• _What you are asked to do_:
Reply with one number: the count of lines in the data that hold the string "color".

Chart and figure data

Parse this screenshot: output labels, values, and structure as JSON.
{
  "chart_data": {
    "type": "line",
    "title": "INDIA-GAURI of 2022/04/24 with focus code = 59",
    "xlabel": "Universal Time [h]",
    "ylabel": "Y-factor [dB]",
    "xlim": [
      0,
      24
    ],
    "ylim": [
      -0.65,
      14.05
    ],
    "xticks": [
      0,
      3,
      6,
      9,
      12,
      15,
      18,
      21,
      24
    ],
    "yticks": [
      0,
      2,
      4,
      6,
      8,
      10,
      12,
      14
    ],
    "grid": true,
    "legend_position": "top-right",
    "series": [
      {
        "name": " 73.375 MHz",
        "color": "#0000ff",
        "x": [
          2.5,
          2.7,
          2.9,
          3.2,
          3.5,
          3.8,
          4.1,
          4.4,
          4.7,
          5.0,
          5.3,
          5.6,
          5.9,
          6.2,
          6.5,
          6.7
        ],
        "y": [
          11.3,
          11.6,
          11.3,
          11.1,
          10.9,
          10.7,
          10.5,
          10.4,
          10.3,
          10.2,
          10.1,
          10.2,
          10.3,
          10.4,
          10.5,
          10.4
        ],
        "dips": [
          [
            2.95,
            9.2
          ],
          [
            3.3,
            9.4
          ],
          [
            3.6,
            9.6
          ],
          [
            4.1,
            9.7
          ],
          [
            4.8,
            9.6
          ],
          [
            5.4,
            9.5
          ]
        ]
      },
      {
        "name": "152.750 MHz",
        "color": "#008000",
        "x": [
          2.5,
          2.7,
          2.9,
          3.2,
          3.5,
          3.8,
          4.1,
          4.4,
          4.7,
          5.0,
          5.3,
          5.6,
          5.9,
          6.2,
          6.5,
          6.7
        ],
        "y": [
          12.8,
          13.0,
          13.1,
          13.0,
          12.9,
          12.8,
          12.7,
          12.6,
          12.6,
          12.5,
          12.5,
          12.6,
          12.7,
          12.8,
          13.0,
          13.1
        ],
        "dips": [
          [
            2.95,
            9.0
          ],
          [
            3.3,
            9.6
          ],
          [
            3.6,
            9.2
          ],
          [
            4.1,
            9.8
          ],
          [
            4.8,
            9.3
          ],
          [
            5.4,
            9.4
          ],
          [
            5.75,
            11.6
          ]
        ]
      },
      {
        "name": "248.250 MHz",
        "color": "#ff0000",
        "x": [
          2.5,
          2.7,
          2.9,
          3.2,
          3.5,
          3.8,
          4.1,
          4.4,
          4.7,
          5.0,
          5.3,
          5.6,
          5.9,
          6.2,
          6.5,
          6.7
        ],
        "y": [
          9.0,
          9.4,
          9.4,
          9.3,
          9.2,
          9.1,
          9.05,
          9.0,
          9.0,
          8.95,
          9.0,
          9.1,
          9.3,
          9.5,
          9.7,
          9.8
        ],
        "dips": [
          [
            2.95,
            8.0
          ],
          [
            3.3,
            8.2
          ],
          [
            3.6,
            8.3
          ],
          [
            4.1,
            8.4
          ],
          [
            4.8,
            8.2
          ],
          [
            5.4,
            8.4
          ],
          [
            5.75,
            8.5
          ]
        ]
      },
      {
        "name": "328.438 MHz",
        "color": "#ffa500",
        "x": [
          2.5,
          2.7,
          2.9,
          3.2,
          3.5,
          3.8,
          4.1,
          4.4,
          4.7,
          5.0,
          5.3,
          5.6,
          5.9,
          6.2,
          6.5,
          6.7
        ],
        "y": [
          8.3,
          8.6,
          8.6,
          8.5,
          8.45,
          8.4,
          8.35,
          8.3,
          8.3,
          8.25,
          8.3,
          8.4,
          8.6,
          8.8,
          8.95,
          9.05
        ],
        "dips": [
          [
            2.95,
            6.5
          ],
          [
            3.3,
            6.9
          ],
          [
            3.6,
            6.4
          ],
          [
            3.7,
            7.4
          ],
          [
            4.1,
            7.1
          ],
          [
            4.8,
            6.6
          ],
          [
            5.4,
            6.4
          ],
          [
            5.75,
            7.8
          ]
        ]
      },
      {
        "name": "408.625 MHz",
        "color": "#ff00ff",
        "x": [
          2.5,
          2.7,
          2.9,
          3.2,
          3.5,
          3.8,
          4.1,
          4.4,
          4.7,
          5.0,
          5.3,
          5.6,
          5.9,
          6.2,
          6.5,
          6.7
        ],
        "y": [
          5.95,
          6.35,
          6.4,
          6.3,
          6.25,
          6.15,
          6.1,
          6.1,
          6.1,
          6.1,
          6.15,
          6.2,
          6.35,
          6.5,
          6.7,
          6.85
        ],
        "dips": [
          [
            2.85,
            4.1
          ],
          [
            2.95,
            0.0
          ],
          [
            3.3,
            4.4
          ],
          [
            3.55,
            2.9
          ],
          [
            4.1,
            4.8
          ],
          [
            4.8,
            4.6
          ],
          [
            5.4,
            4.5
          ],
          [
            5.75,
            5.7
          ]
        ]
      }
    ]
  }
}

• _Right answer_:
5